▸ **Records from a dataset**:
┌──

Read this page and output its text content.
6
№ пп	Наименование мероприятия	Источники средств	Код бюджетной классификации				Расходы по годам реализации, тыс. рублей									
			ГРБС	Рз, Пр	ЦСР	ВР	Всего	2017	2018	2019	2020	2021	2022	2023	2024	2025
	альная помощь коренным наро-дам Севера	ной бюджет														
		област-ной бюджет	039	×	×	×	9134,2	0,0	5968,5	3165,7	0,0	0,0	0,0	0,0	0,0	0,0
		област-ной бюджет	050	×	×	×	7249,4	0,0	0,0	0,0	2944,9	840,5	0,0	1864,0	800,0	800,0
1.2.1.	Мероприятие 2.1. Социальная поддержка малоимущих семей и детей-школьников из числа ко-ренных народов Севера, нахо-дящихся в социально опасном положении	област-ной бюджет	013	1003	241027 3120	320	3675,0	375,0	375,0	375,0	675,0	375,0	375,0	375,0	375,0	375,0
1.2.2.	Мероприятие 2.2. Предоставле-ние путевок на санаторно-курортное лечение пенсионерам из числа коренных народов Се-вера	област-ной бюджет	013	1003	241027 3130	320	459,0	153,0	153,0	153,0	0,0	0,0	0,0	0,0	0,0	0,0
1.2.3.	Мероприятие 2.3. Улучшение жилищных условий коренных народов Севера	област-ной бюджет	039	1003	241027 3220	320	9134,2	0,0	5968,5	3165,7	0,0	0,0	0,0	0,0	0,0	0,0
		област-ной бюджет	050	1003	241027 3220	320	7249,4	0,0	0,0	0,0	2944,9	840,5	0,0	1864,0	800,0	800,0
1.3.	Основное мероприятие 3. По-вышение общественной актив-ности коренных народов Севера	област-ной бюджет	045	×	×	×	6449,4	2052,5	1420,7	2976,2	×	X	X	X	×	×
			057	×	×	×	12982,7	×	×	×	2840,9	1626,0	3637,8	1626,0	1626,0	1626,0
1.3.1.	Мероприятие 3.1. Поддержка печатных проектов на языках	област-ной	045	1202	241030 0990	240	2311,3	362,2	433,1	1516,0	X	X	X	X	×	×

└──

▸ **Stated task**: Every line above should be retyped exactly as given.

▸ **Output of the task**:
Read this page and output its text content.
6
№ пп	Наименование мероприятия	Источники средств	Код бюджетной классификации				Расходы по годам реализации, тыс. рублей									
			ГРБС	Рз, Пр	ЦСР	ВР	Всего	2017	2018	2019	2020	2021	2022	2023	2024	2025
	альная помощь коренным наро-дам Севера	ной бюджет														
		област-ной бюджет	039	×	×	×	9134,2	0,0	5968,5	3165,7	0,0	0,0	0,0	0,0	0,0	0,0
		област-ной бюджет	050	×	×	×	7249,4	0,0	0,0	0,0	2944,9	840,5	0,0	1864,0	800,0	800,0
1.2.1.	Мероприятие 2.1. Социальная поддержка малоимущих семей и детей-школьников из числа ко-ренных народов Севера, нахо-дящихся в социально опасном положении	област-ной бюджет	013	1003	241027 3120	320	3675,0	375,0	375,0	375,0	675,0	375,0	375,0	375,0	375,0	375,0
1.2.2.	Мероприятие 2.2. Предоставле-ние путевок на санаторно-курортное лечение пенсионерам из числа коренных народов Се-вера	област-ной бюджет	013	1003	241027 3130	320	459,0	153,0	153,0	153,0	0,0	0,0	0,0	0,0	0,0	0,0
1.2.3.	Мероприятие 2.3. Улучшение жилищных условий коренных народов Севера	област-ной бюджет	039	1003	241027 3220	320	9134,2	0,0	5968,5	3165,7	0,0	0,0	0,0	0,0	0,0	0,0
		област-ной бюджет	050	1003	241027 3220	320	7249,4	0,0	0,0	0,0	2944,9	840,5	0,0	1864,0	800,0	800,0
1.3.	Основное мероприятие 3. По-вышение общественной актив-ности коренных народов Севера	област-ной бюджет	045	×	×	×	6449,4	2052,5	1420,7	2976,2	×	X	X	X	×	×
			057	×	×	×	12982,7	×	×	×	2840,9	1626,0	3637,8	1626,0	1626,0	1626,0
1.3.1.	Мероприятие 3.1. Поддержка печатных проектов на языках	област-ной	045	1202	241030 0990	240	2311,3	362,2	433,1	1516,0	X	X	X	X	×	×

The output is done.